Filter the records for lines holding the string "Enter".

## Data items
────
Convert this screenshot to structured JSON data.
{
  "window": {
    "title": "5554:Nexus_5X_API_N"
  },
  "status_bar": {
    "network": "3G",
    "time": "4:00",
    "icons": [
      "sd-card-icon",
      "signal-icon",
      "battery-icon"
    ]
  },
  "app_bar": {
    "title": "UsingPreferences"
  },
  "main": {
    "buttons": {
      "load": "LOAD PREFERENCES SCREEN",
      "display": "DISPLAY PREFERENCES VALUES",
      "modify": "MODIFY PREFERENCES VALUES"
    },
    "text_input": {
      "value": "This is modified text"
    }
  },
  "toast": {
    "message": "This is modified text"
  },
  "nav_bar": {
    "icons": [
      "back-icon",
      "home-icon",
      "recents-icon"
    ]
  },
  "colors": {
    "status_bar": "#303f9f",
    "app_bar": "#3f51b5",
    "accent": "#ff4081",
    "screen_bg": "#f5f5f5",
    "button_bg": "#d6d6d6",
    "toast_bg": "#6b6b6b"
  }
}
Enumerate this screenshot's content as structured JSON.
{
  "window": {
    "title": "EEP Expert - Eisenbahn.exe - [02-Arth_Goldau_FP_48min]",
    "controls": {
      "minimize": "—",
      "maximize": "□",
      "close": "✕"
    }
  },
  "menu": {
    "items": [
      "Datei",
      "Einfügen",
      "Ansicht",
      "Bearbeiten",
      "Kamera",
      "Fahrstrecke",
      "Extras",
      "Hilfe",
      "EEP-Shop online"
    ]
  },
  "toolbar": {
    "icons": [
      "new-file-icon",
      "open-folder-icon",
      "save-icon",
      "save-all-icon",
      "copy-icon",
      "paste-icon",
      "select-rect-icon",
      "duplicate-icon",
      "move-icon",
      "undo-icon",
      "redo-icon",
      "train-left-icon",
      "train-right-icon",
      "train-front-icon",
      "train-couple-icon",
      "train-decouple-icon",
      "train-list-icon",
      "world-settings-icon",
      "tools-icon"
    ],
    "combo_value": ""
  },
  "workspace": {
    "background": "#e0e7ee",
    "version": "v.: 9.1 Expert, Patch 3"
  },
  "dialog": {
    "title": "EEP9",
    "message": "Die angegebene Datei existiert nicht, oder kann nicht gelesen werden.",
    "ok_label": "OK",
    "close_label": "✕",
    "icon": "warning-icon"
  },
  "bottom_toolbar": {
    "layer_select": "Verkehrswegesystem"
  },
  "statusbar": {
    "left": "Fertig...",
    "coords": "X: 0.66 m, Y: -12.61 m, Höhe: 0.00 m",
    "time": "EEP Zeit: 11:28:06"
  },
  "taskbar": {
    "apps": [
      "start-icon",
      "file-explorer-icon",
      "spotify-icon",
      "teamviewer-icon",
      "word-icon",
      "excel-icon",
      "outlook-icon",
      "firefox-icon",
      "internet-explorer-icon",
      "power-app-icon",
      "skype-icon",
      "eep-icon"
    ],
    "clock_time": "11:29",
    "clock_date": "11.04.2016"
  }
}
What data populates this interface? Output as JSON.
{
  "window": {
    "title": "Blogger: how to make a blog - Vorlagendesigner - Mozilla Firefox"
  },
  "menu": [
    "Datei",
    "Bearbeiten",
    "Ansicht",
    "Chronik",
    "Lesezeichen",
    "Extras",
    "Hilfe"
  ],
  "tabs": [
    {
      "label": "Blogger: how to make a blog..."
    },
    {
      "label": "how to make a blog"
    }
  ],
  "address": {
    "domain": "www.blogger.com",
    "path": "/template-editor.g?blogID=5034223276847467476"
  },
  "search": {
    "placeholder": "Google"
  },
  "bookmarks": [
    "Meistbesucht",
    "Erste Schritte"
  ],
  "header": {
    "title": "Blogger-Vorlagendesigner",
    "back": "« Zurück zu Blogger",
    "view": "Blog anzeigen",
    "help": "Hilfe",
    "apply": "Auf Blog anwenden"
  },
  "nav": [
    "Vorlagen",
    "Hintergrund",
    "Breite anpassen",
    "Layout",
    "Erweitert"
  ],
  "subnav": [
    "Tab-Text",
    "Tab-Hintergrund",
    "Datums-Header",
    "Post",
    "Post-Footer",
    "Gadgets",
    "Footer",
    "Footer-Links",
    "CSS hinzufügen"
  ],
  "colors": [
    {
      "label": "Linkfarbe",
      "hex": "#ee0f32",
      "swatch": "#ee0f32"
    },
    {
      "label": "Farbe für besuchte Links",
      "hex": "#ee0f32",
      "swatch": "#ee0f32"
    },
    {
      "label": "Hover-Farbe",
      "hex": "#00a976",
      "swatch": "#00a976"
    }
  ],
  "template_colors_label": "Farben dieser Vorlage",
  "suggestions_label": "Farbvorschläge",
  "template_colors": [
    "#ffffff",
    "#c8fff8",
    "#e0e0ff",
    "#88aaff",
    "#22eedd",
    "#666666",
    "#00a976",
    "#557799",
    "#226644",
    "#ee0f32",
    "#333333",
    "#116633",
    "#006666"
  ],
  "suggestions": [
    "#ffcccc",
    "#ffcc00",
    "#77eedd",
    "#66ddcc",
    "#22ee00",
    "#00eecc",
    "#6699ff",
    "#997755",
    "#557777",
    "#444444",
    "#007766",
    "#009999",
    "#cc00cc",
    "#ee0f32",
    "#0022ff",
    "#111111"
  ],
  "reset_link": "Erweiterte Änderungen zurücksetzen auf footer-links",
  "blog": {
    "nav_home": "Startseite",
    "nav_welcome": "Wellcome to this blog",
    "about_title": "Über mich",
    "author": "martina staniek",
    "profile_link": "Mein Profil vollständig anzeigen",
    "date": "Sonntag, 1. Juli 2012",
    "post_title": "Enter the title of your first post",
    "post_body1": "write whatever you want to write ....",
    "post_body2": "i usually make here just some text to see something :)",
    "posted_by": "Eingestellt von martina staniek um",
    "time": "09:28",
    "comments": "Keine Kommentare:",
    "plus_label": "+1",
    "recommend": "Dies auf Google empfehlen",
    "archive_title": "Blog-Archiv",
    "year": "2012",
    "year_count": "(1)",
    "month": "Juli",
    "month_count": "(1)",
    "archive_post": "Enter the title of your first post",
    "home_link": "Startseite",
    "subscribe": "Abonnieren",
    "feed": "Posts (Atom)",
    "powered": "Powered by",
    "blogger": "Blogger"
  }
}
────
## Solution to the exercise
    "post_title": "Enter the title of your first post",
    "archive_post": "Enter the title of your first post",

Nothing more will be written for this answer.